• **Given exercise**
Extract all lines in the data that contain the word "вскрывать".

(Saved entries)
╭──

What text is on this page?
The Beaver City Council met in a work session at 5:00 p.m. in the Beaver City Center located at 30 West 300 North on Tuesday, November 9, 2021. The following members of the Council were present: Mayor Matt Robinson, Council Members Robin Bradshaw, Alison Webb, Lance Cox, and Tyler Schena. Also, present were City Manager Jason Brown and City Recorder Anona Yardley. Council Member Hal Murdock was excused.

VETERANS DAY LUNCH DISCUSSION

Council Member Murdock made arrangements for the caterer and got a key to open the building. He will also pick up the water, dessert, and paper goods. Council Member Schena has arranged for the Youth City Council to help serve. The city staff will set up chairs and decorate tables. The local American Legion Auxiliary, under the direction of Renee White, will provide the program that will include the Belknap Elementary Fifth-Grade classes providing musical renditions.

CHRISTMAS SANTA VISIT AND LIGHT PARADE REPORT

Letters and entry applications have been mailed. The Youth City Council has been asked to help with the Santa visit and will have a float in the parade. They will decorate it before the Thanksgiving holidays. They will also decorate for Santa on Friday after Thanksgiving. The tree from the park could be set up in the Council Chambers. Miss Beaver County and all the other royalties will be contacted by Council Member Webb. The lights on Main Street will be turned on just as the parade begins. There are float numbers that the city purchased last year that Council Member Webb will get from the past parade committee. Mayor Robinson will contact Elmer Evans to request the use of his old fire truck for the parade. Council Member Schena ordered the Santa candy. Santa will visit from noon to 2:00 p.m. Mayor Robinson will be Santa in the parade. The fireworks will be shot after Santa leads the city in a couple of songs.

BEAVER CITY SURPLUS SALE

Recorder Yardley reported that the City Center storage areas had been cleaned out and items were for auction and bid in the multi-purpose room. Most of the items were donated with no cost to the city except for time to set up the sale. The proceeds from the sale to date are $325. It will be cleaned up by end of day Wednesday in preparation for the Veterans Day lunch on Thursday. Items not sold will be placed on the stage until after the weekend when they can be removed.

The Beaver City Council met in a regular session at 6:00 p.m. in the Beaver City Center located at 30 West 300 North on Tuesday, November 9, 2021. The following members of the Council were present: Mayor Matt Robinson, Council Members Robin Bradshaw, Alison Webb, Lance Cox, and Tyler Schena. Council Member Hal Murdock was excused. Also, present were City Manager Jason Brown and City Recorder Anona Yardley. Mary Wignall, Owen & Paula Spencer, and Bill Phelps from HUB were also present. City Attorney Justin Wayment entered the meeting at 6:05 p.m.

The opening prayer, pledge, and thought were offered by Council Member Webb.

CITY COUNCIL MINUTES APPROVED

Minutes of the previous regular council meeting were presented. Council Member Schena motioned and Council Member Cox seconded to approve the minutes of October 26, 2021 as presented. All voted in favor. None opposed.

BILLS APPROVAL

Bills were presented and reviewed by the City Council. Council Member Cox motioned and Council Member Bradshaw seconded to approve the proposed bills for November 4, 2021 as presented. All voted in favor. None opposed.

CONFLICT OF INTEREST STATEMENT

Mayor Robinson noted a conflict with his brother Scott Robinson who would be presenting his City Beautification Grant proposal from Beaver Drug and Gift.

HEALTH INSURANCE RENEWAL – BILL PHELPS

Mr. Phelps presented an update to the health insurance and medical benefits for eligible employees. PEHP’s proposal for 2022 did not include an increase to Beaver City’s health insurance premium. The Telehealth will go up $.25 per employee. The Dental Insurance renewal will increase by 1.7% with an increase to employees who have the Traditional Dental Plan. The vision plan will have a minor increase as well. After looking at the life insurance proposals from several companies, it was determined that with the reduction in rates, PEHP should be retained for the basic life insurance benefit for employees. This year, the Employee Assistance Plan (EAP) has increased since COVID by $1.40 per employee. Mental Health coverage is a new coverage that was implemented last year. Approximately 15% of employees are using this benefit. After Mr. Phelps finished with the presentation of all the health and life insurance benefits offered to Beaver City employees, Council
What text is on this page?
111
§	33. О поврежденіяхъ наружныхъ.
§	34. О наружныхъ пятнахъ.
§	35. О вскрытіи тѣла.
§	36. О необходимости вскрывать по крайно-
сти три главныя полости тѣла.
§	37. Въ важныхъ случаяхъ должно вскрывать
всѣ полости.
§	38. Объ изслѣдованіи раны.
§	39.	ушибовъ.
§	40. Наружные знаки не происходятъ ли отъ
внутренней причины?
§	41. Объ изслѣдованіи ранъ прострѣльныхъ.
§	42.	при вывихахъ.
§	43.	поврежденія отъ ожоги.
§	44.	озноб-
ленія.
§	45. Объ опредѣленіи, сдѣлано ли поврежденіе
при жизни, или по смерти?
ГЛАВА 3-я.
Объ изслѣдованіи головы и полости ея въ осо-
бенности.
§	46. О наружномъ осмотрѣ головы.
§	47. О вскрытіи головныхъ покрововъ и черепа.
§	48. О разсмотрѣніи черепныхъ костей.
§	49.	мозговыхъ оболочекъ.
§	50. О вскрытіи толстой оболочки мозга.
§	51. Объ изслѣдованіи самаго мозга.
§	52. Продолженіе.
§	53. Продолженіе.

╰──

• **Result for this task**
§	36. О необходимости вскрывать по крайно-
§	37. Въ важныхъ случаяхъ должно вскрывать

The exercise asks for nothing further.